### Source extract:
Intelligent Design

I finally got to play some of Spore tonight, ending up just partway through the tribal phase. I’m in danger of overusing the word, but I can’t think of a better one to describe it than “wonderful.” (I could be biased, since several of my friends are on the team, but then we’re not that good friends, because I haven’t talked to them in a long time since they’ve all been busy making Spore).

The game is proof that videogame reviews are broken. The negative reviews I’ve read complain that there’s not enough to do (a common complaint about The Sims, and we’ve all seen how poorly that series has done). Or, they compare Spore to Flow (or Pac-Man) plus World of Warcraft plus a real-time strategy game plus Civilization plus Master of Orion or Elite, and then fault the game for coming up short. It’s “dumbed down” or “oversimplified,” we’re told. Or it tries to be too many games, but just comes across as mediocre mini-games, none of which is as good as “the original.”

Then it’s compared to The Sims, but it’s not as good as that because of reason x (most commonly, that you can’t model your friends and family like you can with The Sims). And plus, the reviewer’s girlfriend or wife loves The Sims but is bored with Spore, which is proof that they’ve lost their audience.

Before I’d actually seen the game, and just seen snippets of videos online, or gotten cursory progress reports from friends over the past couple of years, I thought the complaints could be valid. After seeing the different parts — as I said, I’m not even halfway through yet — work in concert, I think that the complaints are missing the point on a colossal scale.

Spore does borrow the mechanics of other games, but it doesn’t use them in the same way as those games. To make a tortured analogy: dismissing the game for being a “dumbed-down” RTS would be like looking at a poem written in French and dismissing it as gibberish. The letters are the same, but it’s the meaning that’s important.

If it should be compared to any game, it’s The Sims. Not for this mysterious audience of “casual gamers and women” that people who un-ironically call themselves “hardcore” gamers don’t understand, but for the experience of interactive discovery and creation that it brings the player.

### Dataset excerpt:

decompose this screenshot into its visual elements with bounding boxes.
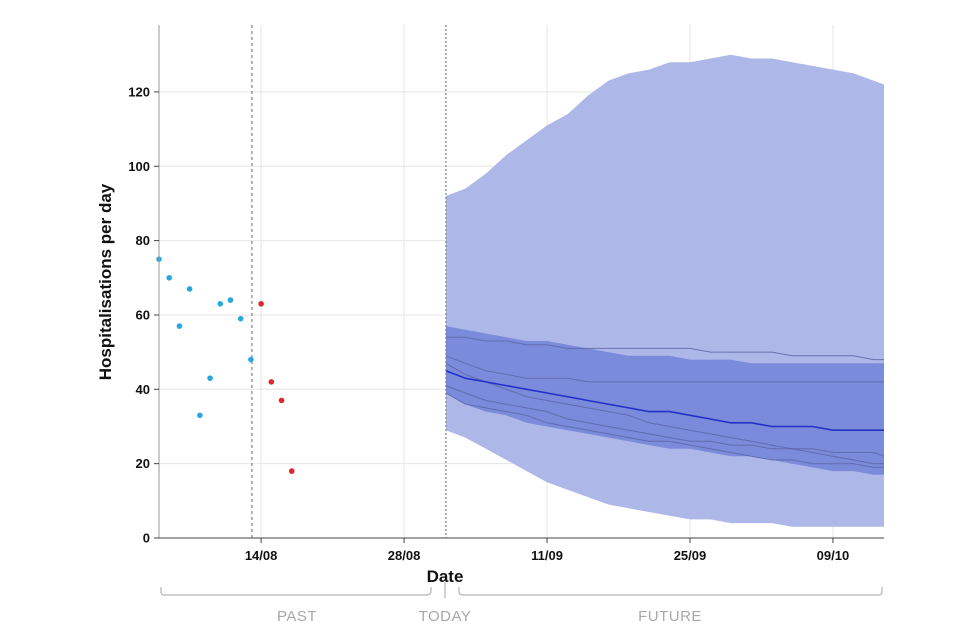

### What to work on:
a – In the Spore post, rewrite the passage from "Before I’d actually" up to and including "a colossal scale.", changing "complaints" to "criticisms".
b – According to the Spore post, how far into the game did the writer get that night?

### Answers for this exercise:
a –
Before I’d actually seen the game, and just seen snippets of videos online, or gotten cursory progress reports from friends over the past couple of years, I thought the criticisms could be valid. After seeing the different parts — as I said, I’m not even halfway through yet — work in concert, I think that the criticisms are missing the point on a colossal scale.

b – Partway through the tribal phase.